(Records from a data collection)
____________

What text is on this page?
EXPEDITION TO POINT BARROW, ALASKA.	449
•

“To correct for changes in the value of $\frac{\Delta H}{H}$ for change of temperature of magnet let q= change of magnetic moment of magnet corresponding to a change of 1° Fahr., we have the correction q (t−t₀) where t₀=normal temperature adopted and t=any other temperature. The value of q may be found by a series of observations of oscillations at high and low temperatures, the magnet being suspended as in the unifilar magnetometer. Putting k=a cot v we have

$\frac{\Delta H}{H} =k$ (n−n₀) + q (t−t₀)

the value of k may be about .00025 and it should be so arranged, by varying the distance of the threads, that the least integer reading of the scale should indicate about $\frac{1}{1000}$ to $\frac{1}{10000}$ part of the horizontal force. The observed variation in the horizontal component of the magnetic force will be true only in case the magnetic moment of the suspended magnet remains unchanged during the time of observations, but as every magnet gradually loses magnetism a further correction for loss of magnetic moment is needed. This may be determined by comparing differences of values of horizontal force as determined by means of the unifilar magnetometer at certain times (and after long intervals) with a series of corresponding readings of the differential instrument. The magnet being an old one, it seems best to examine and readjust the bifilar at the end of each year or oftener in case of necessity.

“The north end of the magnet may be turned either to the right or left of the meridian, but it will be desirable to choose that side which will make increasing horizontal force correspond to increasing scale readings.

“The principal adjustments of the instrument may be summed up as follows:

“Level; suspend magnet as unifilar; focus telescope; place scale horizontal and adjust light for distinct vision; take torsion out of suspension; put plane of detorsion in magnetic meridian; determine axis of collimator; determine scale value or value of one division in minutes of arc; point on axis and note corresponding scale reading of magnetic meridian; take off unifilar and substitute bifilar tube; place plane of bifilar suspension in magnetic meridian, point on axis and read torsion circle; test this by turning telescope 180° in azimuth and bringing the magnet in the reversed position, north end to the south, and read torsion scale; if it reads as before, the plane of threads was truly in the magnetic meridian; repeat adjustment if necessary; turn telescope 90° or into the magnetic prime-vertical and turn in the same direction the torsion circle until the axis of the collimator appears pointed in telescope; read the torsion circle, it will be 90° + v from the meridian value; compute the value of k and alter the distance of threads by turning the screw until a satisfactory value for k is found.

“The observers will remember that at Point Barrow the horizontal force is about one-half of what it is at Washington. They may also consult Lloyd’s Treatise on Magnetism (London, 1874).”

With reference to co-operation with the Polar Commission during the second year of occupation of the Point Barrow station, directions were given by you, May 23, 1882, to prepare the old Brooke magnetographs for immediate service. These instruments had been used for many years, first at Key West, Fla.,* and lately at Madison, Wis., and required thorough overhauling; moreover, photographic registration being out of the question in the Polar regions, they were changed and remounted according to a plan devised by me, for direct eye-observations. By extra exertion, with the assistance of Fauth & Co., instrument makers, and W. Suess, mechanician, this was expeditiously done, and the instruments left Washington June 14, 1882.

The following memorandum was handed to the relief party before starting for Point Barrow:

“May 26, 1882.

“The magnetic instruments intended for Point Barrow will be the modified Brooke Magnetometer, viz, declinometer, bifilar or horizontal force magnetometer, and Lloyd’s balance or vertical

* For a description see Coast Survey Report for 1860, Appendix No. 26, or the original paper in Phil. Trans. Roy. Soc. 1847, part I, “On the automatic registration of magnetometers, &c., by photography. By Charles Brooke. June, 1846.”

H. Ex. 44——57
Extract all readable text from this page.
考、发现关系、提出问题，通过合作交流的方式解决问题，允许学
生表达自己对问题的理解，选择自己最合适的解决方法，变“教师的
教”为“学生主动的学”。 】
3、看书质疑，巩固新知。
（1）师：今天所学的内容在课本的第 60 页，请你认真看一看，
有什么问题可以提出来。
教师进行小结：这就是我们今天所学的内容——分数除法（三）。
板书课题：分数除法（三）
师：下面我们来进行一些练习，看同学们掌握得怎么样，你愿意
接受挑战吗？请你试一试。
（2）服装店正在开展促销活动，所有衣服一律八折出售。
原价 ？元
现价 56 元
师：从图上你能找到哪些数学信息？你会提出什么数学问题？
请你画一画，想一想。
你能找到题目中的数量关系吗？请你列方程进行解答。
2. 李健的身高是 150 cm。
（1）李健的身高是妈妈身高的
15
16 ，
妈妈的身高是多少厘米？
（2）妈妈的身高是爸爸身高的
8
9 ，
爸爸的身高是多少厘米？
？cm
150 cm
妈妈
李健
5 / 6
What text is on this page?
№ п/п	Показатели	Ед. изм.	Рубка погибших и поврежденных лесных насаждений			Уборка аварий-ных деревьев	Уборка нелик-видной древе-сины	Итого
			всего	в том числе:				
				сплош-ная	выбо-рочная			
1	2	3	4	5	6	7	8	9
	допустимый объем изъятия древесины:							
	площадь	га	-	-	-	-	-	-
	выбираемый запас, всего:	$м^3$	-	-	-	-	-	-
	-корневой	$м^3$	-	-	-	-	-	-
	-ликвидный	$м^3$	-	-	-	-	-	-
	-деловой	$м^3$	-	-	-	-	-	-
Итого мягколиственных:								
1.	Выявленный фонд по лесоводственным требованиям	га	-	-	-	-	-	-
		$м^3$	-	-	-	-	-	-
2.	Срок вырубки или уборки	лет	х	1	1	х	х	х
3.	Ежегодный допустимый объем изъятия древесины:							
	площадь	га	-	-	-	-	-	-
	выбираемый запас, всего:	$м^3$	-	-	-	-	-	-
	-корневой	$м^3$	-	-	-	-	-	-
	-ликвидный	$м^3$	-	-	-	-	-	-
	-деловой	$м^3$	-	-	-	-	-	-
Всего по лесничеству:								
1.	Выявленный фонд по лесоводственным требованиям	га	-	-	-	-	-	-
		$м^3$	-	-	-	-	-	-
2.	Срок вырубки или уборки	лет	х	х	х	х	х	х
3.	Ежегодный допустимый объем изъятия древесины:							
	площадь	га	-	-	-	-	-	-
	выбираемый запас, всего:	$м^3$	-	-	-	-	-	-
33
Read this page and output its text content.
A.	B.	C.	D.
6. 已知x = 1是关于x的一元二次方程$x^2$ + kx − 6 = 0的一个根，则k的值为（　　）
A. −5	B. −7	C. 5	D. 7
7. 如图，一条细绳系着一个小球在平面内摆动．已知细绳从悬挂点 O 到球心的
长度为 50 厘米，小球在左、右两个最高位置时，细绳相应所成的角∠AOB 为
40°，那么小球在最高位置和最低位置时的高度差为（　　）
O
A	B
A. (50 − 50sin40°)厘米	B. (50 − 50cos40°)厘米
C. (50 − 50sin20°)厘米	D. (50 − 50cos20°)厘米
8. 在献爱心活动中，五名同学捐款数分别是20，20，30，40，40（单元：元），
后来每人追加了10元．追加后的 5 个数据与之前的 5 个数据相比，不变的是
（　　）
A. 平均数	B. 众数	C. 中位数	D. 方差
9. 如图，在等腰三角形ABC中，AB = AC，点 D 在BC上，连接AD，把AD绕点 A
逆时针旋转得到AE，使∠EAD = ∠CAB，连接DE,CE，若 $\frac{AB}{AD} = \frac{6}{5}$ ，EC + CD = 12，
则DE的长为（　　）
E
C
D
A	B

____________

GOAL - Restate the whole listing exactly, leaving out nothing.

WRITTEN ANSWER -
What text is on this page?
EXPEDITION TO POINT BARROW, ALASKA.	449
•

“To correct for changes in the value of $\frac{\Delta H}{H}$ for change of temperature of magnet let q= change of magnetic moment of magnet corresponding to a change of 1° Fahr., we have the correction q (t−t₀) where t₀=normal temperature adopted and t=any other temperature. The value of q may be found by a series of observations of oscillations at high and low temperatures, the magnet being suspended as in the unifilar magnetometer. Putting k=a cot v we have

$\frac{\Delta H}{H} =k$ (n−n₀) + q (t−t₀)

the value of k may be about .00025 and it should be so arranged, by varying the distance of the threads, that the least integer reading of the scale should indicate about $\frac{1}{1000}$ to $\frac{1}{10000}$ part of the horizontal force. The observed variation in the horizontal component of the magnetic force will be true only in case the magnetic moment of the suspended magnet remains unchanged during the time of observations, but as every magnet gradually loses magnetism a further correction for loss of magnetic moment is needed. This may be determined by comparing differences of values of horizontal force as determined by means of the unifilar magnetometer at certain times (and after long intervals) with a series of corresponding readings of the differential instrument. The magnet being an old one, it seems best to examine and readjust the bifilar at the end of each year or oftener in case of necessity.

“The north end of the magnet may be turned either to the right or left of the meridian, but it will be desirable to choose that side which will make increasing horizontal force correspond to increasing scale readings.

“The principal adjustments of the instrument may be summed up as follows:

“Level; suspend magnet as unifilar; focus telescope; place scale horizontal and adjust light for distinct vision; take torsion out of suspension; put plane of detorsion in magnetic meridian; determine axis of collimator; determine scale value or value of one division in minutes of arc; point on axis and note corresponding scale reading of magnetic meridian; take off unifilar and substitute bifilar tube; place plane of bifilar suspension in magnetic meridian, point on axis and read torsion circle; test this by turning telescope 180° in azimuth and bringing the magnet in the reversed position, north end to the south, and read torsion scale; if it reads as before, the plane of threads was truly in the magnetic meridian; repeat adjustment if necessary; turn telescope 90° or into the magnetic prime-vertical and turn in the same direction the torsion circle until the axis of the collimator appears pointed in telescope; read the torsion circle, it will be 90° + v from the meridian value; compute the value of k and alter the distance of threads by turning the screw until a satisfactory value for k is found.

“The observers will remember that at Point Barrow the horizontal force is about one-half of what it is at Washington. They may also consult Lloyd’s Treatise on Magnetism (London, 1874).”

With reference to co-operation with the Polar Commission during the second year of occupation of the Point Barrow station, directions were given by you, May 23, 1882, to prepare the old Brooke magnetographs for immediate service. These instruments had been used for many years, first at Key West, Fla.,* and lately at Madison, Wis., and required thorough overhauling; moreover, photographic registration being out of the question in the Polar regions, they were changed and remounted according to a plan devised by me, for direct eye-observations. By extra exertion, with the assistance of Fauth & Co., instrument makers, and W. Suess, mechanician, this was expeditiously done, and the instruments left Washington June 14, 1882.

The following memorandum was handed to the relief party before starting for Point Barrow:

“May 26, 1882.

“The magnetic instruments intended for Point Barrow will be the modified Brooke Magnetometer, viz, declinometer, bifilar or horizontal force magnetometer, and Lloyd’s balance or vertical

* For a description see Coast Survey Report for 1860, Appendix No. 26, or the original paper in Phil. Trans. Roy. Soc. 1847, part I, “On the automatic registration of magnetometers, &c., by photography. By Charles Brooke. June, 1846.”

H. Ex. 44——57
Extract all readable text from this page.
考、发现关系、提出问题，通过合作交流的方式解决问题，允许学
生表达自己对问题的理解，选择自己最合适的解决方法，变“教师的
教”为“学生主动的学”。 】
3、看书质疑，巩固新知。
（1）师：今天所学的内容在课本的第 60 页，请你认真看一看，
有什么问题可以提出来。
教师进行小结：这就是我们今天所学的内容——分数除法（三）。
板书课题：分数除法（三）
师：下面我们来进行一些练习，看同学们掌握得怎么样，你愿意
接受挑战吗？请你试一试。
（2）服装店正在开展促销活动，所有衣服一律八折出售。
原价 ？元
现价 56 元
师：从图上你能找到哪些数学信息？你会提出什么数学问题？
请你画一画，想一想。
你能找到题目中的数量关系吗？请你列方程进行解答。
2. 李健的身高是 150 cm。
（1）李健的身高是妈妈身高的
15
16 ，
妈妈的身高是多少厘米？
（2）妈妈的身高是爸爸身高的
8
9 ，
爸爸的身高是多少厘米？
？cm
150 cm
妈妈
李健
5 / 6
What text is on this page?
№ п/п	Показатели	Ед. изм.	Рубка погибших и поврежденных лесных насаждений			Уборка аварий-ных деревьев	Уборка нелик-видной древе-сины	Итого
			всего	в том числе:				
				сплош-ная	выбо-рочная			
1	2	3	4	5	6	7	8	9
	допустимый объем изъятия древесины:							
	площадь	га	-	-	-	-	-	-
	выбираемый запас, всего:	$м^3$	-	-	-	-	-	-
	-корневой	$м^3$	-	-	-	-	-	-
	-ликвидный	$м^3$	-	-	-	-	-	-
	-деловой	$м^3$	-	-	-	-	-	-
Итого мягколиственных:								
1.	Выявленный фонд по лесоводственным требованиям	га	-	-	-	-	-	-
		$м^3$	-	-	-	-	-	-
2.	Срок вырубки или уборки	лет	х	1	1	х	х	х
3.	Ежегодный допустимый объем изъятия древесины:							
	площадь	га	-	-	-	-	-	-
	выбираемый запас, всего:	$м^3$	-	-	-	-	-	-
	-корневой	$м^3$	-	-	-	-	-	-
	-ликвидный	$м^3$	-	-	-	-	-	-
	-деловой	$м^3$	-	-	-	-	-	-
Всего по лесничеству:								
1.	Выявленный фонд по лесоводственным требованиям	га	-	-	-	-	-	-
		$м^3$	-	-	-	-	-	-
2.	Срок вырубки или уборки	лет	х	х	х	х	х	х
3.	Ежегодный допустимый объем изъятия древесины:							
	площадь	га	-	-	-	-	-	-
	выбираемый запас, всего:	$м^3$	-	-	-	-	-	-
33
Read this page and output its text content.
A.	B.	C.	D.
6. 已知x = 1是关于x的一元二次方程$x^2$ + kx − 6 = 0的一个根，则k的值为（　　）
A. −5	B. −7	C. 5	D. 7
7. 如图，一条细绳系着一个小球在平面内摆动．已知细绳从悬挂点 O 到球心的
长度为 50 厘米，小球在左、右两个最高位置时，细绳相应所成的角∠AOB 为
40°，那么小球在最高位置和最低位置时的高度差为（　　）
O
A	B
A. (50 − 50sin40°)厘米	B. (50 − 50cos40°)厘米
C. (50 − 50sin20°)厘米	D. (50 − 50cos20°)厘米
8. 在献爱心活动中，五名同学捐款数分别是20，20，30，40，40（单元：元），
后来每人追加了10元．追加后的 5 个数据与之前的 5 个数据相比，不变的是
（　　）
A. 平均数	B. 众数	C. 中位数	D. 方差
9. 如图，在等腰三角形ABC中，AB = AC，点 D 在BC上，连接AD，把AD绕点 A
逆时针旋转得到AE，使∠EAD = ∠CAB，连接DE,CE，若 $\frac{AB}{AD} = \frac{6}{5}$ ，EC + CD = 12，
则DE的长为（　　）
E
C
D
A	B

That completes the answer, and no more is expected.